Short task
Below are some entries. Output each one exactly as it appears.

Stored data:
%%
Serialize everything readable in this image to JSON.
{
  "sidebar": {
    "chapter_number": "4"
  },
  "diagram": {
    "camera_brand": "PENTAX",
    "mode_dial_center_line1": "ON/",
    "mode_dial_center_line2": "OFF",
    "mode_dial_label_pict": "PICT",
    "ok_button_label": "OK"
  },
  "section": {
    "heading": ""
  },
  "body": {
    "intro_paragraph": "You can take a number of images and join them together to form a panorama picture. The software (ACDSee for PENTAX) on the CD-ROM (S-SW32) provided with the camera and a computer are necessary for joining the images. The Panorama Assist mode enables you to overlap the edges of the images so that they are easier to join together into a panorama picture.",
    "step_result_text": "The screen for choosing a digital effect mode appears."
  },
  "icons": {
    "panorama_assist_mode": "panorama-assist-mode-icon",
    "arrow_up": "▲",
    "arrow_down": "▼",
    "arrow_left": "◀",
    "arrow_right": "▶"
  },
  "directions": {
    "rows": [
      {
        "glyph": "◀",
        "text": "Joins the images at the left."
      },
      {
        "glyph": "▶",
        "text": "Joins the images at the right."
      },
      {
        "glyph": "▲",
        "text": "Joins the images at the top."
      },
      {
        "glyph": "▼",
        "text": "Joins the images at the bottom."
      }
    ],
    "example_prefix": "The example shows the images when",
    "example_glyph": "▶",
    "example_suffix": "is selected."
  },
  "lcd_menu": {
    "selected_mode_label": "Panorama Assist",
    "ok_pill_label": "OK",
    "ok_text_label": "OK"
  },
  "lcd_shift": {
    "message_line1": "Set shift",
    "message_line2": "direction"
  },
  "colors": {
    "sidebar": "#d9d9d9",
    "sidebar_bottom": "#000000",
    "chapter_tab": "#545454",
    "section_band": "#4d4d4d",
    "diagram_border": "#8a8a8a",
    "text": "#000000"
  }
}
%%
Result for this task
Serialize everything readable in this image to JSON.
{
  "sidebar": {
    "chapter_number": "4"
  },
  "diagram": {
    "camera_brand": "PENTAX",
    "mode_dial_center_line1": "ON/",
    "mode_dial_center_line2": "OFF",
    "mode_dial_label_pict": "PICT",
    "ok_button_label": "OK"
  },
  "section": {
    "heading": ""
  },
  "body": {
    "intro_paragraph": "You can take a number of images and join them together to form a panorama picture. The software (ACDSee for PENTAX) on the CD-ROM (S-SW32) provided with the camera and a computer are necessary for joining the images. The Panorama Assist mode enables you to overlap the edges of the images so that they are easier to join together into a panorama picture.",
    "step_result_text": "The screen for choosing a digital effect mode appears."
  },
  "icons": {
    "panorama_assist_mode": "panorama-assist-mode-icon",
    "arrow_up": "▲",
    "arrow_down": "▼",
    "arrow_left": "◀",
    "arrow_right": "▶"
  },
  "directions": {
    "rows": [
      {
        "glyph": "◀",
        "text": "Joins the images at the left."
      },
      {
        "glyph": "▶",
        "text": "Joins the images at the right."
      },
      {
        "glyph": "▲",
        "text": "Joins the images at the top."
      },
      {
        "glyph": "▼",
        "text": "Joins the images at the bottom."
      }
    ],
    "example_prefix": "The example shows the images when",
    "example_glyph": "▶",
    "example_suffix": "is selected."
  },
  "lcd_menu": {
    "selected_mode_label": "Panorama Assist",
    "ok_pill_label": "OK",
    "ok_text_label": "OK"
  },
  "lcd_shift": {
    "message_line1": "Set shift",
    "message_line2": "direction"
  },
  "colors": {
    "sidebar": "#d9d9d9",
    "sidebar_bottom": "#000000",
    "chapter_tab": "#545454",
    "section_band": "#4d4d4d",
    "diagram_border": "#8a8a8a",
    "text": "#000000"
  }
}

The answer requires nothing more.